Written instruction: Give back a single number, the count of lines containing the word "некоммерческим".

* BEGIN Listed entries *

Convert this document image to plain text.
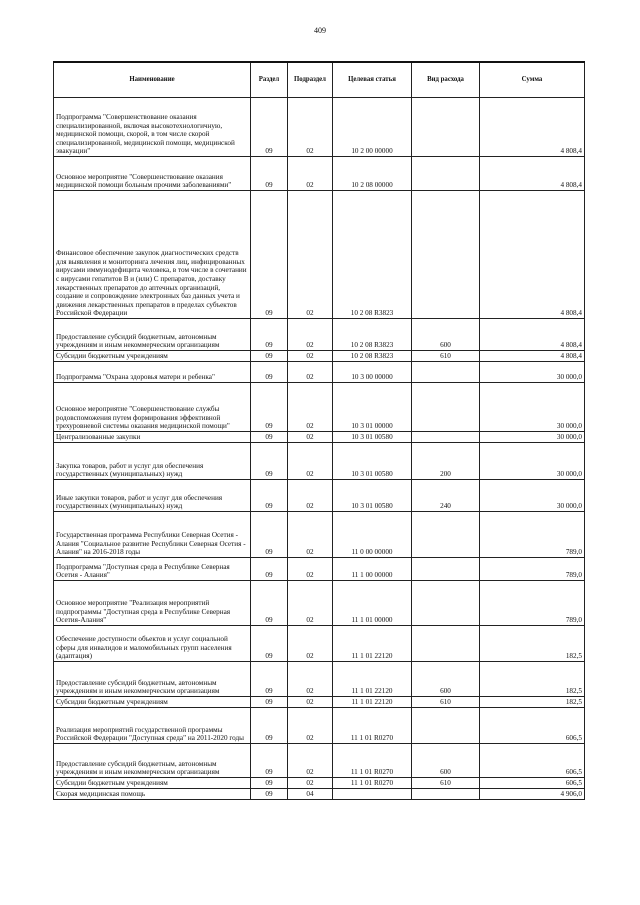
409
Наименование	Раздел	Подраздел	Целевая статья	Вид расхода	Сумма
Подпрограмма "Совершенствование оказания специализированной, включая высокотехнологичную, медицинской помощи, скорой, в том числе скорой специализированной, медицинской помощи, медицинской эвакуации"	09	02	10 2 00 00000		4 808,4
Основное мероприятие "Совершенствование оказания медицинской помощи больным прочими заболеваниями"	09	02	10 2 08 00000		4 808,4
Финансовое обеспечение закупок диагностических средств для выявления и мониторинга лечения лиц, инфицированных вирусами иммунодефицита человека, в том числе в сочетании с вирусами гепатитов B и (или) C препаратов, доставку лекарственных препаратов до аптечных организаций, создание и сопровождение электронных баз данных учета и движения лекарственных препаратов в пределах субъектов Российской Федерации	09	02	10 2 08 R3823		4 808,4
Предоставление субсидий бюджетным, автономным учреждениям и иным некоммерческим организациям	09	02	10 2 08 R3823	600	4 808,4
Субсидии бюджетным учреждениям	09	02	10 2 08 R3823	610	4 808,4
Подпрограмма "Охрана здоровья матери и ребенка"	09	02	10 3 00 00000		30 000,0
Основное мероприятие "Совершенствование службы родовспоможения путем формирования эффективной трехуровневой системы оказания медицинской помощи"	09	02	10 3 01 00000		30 000,0
Централизованные закупки	09	02	10 3 01 00580		30 000,0
Закупка товаров, работ и услуг для обеспечения государственных (муниципальных) нужд	09	02	10 3 01 00580	200	30 000,0
Иные закупки товаров, работ и услуг для обеспечения государственных (муниципальных) нужд	09	02	10 3 01 00580	240	30 000,0
Государственная программа Республики Северная Осетия - Алания "Социальное развитие Республики Северная Осетия - Алания" на 2016-2018 годы	09	02	11 0 00 00000		789,0
Подпрограмма "Доступная среда в Республике Северная Осетия - Алания"	09	02	11 1 00 00000		789,0
Основное мероприятие "Реализация мероприятий подпрограммы "Доступная среда в Республике Северная Осетия-Алания"	09	02	11 1 01 00000		789,0
Обеспечение доступности объектов и услуг социальной сферы для инвалидов и маломобильных групп населения (адаптация)	09	02	11 1 01 22120		182,5
Предоставление субсидий бюджетным, автономным учреждениям и иным некоммерческим организациям	09	02	11 1 01 22120	600	182,5
Субсидии бюджетным учреждениям	09	02	11 1 01 22120	610	182,5
Реализация мероприятий государственной программы Российской Федерации "Доступная среда" на 2011-2020 годы	09	02	11 1 01 R0270		606,5
Предоставление субсидий бюджетным, автономным учреждениям и иным некоммерческим организациям	09	02	11 1 01 R0270	600	606,5
Субсидии бюджетным учреждениям	09	02	11 1 01 R0270	610	606,5
Скорая медицинская помощь	09	04			4 906,0
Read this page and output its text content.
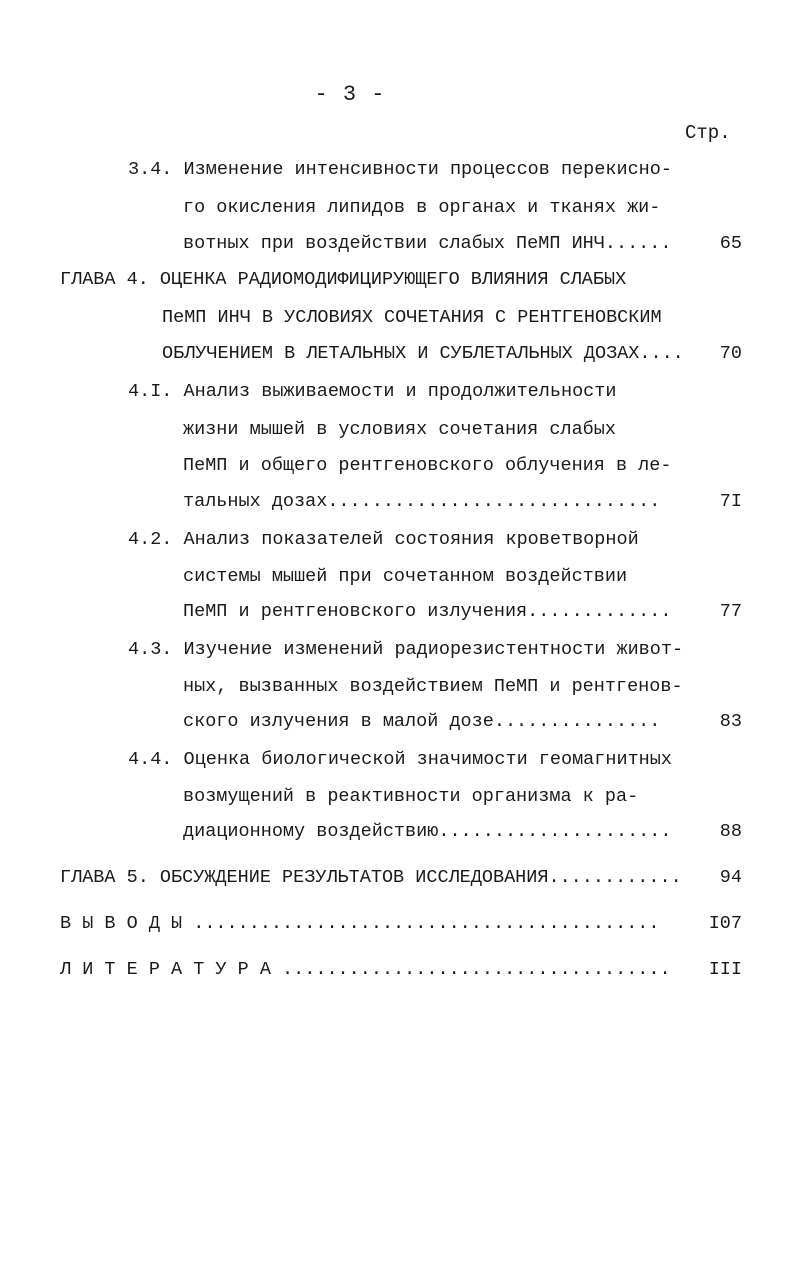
- 3 -
Стр.
3.4. Изменение интенсивности процессов перекисно-
го окисления липидов в органах и тканях жи-
вотных при воздействии слабых ПеМП ИНЧ......	65
ГЛАВА 4. ОЦЕНКА РАДИОМОДИФИЦИРУЮЩЕГО ВЛИЯНИЯ СЛАБЫХ
ПеМП ИНЧ В УСЛОВИЯХ СОЧЕТАНИЯ С РЕНТГЕНОВСКИМ
ОБЛУЧЕНИЕМ В ЛЕТАЛЬНЫХ И СУБЛЕТАЛЬНЫХ ДОЗАХ....	70
4.I. Анализ выживаемости и продолжительности
жизни мышей в условиях сочетания слабых
ПеМП и общего рентгеновского облучения в ле-
тальных дозах..............................	7I
4.2. Анализ показателей состояния кроветворной
системы мышей при сочетанном воздействии
ПеМП и рентгеновского излучения.............	77
4.3. Изучение изменений радиорезистентности живот-
ных, вызванных воздействием ПеМП и рентгенов-
ского излучения в малой дозе...............	83
4.4. Оценка биологической значимости геомагнитных
возмущений в реактивности организма к ра-
диационному воздействию.....................	88
ГЛАВА 5. ОБСУЖДЕНИЕ РЕЗУЛЬТАТОВ ИССЛЕДОВАНИЯ............	94
В Ы В О Д Ы ..........................................	I07
Л И Т Е Р А Т У Р А ...................................	III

* END Listed entries *

Answer: 3